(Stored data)
START
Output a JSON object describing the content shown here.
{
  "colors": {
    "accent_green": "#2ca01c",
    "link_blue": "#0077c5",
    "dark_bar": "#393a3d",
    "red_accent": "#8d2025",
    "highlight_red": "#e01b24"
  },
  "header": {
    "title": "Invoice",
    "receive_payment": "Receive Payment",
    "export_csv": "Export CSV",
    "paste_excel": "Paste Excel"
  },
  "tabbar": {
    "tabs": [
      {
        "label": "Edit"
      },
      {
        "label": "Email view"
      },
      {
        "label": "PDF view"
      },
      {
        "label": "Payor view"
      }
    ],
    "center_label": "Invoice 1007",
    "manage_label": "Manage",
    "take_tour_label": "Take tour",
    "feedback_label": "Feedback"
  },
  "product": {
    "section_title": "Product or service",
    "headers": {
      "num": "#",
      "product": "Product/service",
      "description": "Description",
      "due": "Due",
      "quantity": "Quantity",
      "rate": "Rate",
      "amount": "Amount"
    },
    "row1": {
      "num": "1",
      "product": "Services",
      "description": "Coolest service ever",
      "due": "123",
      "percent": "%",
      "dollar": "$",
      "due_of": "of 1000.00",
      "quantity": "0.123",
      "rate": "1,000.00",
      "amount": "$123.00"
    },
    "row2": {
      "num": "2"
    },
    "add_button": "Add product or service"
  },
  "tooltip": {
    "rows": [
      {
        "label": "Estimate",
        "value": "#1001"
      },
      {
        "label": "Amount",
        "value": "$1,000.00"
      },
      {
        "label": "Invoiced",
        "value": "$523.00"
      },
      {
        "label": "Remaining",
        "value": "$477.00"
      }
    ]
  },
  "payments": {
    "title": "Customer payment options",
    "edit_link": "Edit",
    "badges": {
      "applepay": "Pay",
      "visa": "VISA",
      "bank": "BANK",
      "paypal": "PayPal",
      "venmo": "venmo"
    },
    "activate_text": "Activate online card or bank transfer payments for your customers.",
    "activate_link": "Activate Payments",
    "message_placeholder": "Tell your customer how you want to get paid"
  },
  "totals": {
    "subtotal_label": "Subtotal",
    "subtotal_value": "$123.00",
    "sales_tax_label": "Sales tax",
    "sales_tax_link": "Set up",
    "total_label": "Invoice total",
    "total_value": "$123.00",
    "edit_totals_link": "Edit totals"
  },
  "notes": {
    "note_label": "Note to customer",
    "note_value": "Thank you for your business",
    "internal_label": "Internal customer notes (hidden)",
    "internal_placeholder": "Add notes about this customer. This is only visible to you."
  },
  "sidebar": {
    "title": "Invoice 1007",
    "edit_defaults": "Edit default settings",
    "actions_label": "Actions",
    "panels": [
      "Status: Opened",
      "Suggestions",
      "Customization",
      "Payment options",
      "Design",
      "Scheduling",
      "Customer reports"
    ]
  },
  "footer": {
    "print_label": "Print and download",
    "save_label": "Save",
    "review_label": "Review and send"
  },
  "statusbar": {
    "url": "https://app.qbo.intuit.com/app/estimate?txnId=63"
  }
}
END
GOAL: Extract the complete listing above, reproducing each line exactly.

SOLUTION FOR THIS EXERCISE:
Output a JSON object describing the content shown here.
{
  "colors": {
    "accent_green": "#2ca01c",
    "link_blue": "#0077c5",
    "dark_bar": "#393a3d",
    "red_accent": "#8d2025",
    "highlight_red": "#e01b24"
  },
  "header": {
    "title": "Invoice",
    "receive_payment": "Receive Payment",
    "export_csv": "Export CSV",
    "paste_excel": "Paste Excel"
  },
  "tabbar": {
    "tabs": [
      {
        "label": "Edit"
      },
      {
        "label": "Email view"
      },
      {
        "label": "PDF view"
      },
      {
        "label": "Payor view"
      }
    ],
    "center_label": "Invoice 1007",
    "manage_label": "Manage",
    "take_tour_label": "Take tour",
    "feedback_label": "Feedback"
  },
  "product": {
    "section_title": "Product or service",
    "headers": {
      "num": "#",
      "product": "Product/service",
      "description": "Description",
      "due": "Due",
      "quantity": "Quantity",
      "rate": "Rate",
      "amount": "Amount"
    },
    "row1": {
      "num": "1",
      "product": "Services",
      "description": "Coolest service ever",
      "due": "123",
      "percent": "%",
      "dollar": "$",
      "due_of": "of 1000.00",
      "quantity": "0.123",
      "rate": "1,000.00",
      "amount": "$123.00"
    },
    "row2": {
      "num": "2"
    },
    "add_button": "Add product or service"
  },
  "tooltip": {
    "rows": [
      {
        "label": "Estimate",
        "value": "#1001"
      },
      {
        "label": "Amount",
        "value": "$1,000.00"
      },
      {
        "label": "Invoiced",
        "value": "$523.00"
      },
      {
        "label": "Remaining",
        "value": "$477.00"
      }
    ]
  },
  "payments": {
    "title": "Customer payment options",
    "edit_link": "Edit",
    "badges": {
      "applepay": "Pay",
      "visa": "VISA",
      "bank": "BANK",
      "paypal": "PayPal",
      "venmo": "venmo"
    },
    "activate_text": "Activate online card or bank transfer payments for your customers.",
    "activate_link": "Activate Payments",
    "message_placeholder": "Tell your customer how you want to get paid"
  },
  "totals": {
    "subtotal_label": "Subtotal",
    "subtotal_value": "$123.00",
    "sales_tax_label": "Sales tax",
    "sales_tax_link": "Set up",
    "total_label": "Invoice total",
    "total_value": "$123.00",
    "edit_totals_link": "Edit totals"
  },
  "notes": {
    "note_label": "Note to customer",
    "note_value": "Thank you for your business",
    "internal_label": "Internal customer notes (hidden)",
    "internal_placeholder": "Add notes about this customer. This is only visible to you."
  },
  "sidebar": {
    "title": "Invoice 1007",
    "edit_defaults": "Edit default settings",
    "actions_label": "Actions",
    "panels": [
      "Status: Opened",
      "Suggestions",
      "Customization",
      "Payment options",
      "Design",
      "Scheduling",
      "Customer reports"
    ]
  },
  "footer": {
    "print_label": "Print and download",
    "save_label": "Save",
    "review_label": "Review and send"
  },
  "statusbar": {
    "url": "https://app.qbo.intuit.com/app/estimate?txnId=63"
  }
}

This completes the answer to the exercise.